Look through the material below and give the number of lines holding "color", with no other words.

+++ DATA PROVIDED +++

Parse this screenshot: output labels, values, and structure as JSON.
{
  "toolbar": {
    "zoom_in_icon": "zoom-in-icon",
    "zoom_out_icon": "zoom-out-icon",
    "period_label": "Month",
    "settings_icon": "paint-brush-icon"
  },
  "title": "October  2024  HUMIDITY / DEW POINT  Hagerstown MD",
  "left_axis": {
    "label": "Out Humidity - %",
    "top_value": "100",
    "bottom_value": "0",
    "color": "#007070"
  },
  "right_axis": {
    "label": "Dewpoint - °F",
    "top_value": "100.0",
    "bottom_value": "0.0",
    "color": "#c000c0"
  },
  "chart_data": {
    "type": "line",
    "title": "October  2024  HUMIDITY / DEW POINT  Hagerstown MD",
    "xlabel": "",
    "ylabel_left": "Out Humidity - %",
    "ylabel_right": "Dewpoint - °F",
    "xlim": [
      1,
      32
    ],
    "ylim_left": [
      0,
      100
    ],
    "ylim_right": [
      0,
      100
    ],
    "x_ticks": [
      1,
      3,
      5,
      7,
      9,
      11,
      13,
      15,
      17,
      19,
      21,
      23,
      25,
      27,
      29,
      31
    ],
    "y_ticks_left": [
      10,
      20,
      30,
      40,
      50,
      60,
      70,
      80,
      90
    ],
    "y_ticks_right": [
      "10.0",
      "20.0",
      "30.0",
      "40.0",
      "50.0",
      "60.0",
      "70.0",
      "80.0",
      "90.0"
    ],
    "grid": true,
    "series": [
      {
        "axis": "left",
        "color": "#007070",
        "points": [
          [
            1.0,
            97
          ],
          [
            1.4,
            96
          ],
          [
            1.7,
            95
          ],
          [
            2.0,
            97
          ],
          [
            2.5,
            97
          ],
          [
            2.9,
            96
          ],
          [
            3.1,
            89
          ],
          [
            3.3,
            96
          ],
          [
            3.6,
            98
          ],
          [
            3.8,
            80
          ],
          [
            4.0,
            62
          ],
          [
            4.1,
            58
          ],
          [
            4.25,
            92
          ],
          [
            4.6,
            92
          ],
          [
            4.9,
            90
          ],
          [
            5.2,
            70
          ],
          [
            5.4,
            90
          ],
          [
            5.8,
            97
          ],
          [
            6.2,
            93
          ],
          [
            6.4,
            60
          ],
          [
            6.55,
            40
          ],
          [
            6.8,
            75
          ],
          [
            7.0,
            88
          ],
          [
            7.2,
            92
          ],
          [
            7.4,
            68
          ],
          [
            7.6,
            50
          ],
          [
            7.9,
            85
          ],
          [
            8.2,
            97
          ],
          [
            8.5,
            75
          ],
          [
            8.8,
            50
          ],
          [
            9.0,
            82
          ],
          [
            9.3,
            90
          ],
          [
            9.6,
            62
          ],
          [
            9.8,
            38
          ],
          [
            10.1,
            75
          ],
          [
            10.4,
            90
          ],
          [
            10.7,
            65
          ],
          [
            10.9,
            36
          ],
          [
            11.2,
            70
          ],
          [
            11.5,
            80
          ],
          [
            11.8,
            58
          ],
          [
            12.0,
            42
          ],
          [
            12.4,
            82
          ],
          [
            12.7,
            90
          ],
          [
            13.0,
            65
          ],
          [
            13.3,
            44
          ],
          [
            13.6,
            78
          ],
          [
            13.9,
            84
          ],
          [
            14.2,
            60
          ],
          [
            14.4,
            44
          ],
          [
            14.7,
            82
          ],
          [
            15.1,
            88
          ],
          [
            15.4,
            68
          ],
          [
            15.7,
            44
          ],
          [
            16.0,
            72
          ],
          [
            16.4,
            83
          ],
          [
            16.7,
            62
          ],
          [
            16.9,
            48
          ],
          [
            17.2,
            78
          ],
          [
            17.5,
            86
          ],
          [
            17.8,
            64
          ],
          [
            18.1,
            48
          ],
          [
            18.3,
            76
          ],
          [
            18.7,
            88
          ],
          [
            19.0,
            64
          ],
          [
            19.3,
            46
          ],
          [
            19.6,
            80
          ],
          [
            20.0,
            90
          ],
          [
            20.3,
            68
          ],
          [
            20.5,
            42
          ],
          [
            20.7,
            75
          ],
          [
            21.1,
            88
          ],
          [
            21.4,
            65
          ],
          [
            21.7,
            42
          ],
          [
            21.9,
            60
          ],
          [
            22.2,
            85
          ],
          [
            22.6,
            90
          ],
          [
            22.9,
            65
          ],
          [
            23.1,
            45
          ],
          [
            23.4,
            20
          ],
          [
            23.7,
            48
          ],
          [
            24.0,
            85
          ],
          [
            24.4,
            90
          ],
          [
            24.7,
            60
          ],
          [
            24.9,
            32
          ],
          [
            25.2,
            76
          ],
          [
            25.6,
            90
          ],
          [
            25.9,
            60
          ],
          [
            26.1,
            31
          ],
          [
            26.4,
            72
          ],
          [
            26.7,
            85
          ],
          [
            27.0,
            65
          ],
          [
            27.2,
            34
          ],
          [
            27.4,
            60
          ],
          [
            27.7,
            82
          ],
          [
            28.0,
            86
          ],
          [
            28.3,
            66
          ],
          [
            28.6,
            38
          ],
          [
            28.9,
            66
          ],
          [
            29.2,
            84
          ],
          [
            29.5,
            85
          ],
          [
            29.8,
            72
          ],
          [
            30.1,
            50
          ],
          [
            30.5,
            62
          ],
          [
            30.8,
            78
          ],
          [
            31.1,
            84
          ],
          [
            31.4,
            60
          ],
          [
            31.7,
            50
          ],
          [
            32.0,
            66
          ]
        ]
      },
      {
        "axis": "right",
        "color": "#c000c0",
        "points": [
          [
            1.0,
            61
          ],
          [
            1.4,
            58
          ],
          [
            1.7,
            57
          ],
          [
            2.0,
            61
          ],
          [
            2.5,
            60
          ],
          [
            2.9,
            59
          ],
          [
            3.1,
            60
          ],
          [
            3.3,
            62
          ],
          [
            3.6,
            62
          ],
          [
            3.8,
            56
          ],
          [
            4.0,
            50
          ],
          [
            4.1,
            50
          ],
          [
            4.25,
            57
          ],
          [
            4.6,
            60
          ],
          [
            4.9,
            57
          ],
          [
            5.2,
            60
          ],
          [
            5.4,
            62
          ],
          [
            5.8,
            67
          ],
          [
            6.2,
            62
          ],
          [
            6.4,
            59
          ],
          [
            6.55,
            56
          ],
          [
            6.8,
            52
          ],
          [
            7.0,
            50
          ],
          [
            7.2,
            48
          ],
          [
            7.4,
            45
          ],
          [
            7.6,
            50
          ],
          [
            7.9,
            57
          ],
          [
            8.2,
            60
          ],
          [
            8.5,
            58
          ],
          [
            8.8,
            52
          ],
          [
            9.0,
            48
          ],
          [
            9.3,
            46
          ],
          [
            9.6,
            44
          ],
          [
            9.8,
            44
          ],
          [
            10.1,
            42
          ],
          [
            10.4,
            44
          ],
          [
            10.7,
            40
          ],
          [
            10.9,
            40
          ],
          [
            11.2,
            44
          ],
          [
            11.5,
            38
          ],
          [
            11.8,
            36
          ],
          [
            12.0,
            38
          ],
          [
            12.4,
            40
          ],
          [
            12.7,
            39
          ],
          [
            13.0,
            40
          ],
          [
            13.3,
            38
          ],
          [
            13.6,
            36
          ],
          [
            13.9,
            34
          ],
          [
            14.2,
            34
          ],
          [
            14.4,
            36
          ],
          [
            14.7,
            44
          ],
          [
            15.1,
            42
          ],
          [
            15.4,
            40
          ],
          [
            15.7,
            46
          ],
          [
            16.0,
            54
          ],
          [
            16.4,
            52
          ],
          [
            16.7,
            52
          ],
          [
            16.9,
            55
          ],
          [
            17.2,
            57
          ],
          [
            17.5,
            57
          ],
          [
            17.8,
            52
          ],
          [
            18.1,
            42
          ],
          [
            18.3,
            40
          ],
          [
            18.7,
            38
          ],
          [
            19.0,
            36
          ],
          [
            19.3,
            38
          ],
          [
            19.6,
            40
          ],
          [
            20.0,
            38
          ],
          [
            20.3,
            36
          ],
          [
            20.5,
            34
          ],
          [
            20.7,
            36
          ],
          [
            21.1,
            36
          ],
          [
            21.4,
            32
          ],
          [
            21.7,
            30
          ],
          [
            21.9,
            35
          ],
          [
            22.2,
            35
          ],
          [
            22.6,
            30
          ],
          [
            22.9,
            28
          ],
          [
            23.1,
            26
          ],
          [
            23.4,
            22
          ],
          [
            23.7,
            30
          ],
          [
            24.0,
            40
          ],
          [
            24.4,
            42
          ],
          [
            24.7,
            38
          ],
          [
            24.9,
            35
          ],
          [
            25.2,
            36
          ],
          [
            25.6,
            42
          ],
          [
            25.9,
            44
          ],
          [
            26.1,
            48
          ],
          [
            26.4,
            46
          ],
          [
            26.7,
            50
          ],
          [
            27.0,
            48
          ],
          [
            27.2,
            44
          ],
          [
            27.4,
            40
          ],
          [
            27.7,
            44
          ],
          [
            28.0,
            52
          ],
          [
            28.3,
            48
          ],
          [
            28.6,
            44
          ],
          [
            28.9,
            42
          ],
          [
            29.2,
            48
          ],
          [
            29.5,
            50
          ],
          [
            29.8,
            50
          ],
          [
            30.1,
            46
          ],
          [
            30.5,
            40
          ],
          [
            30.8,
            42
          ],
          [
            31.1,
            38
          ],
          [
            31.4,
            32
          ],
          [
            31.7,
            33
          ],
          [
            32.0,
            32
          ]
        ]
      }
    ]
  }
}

+++

• RESULT OF THE EXERCISE: 4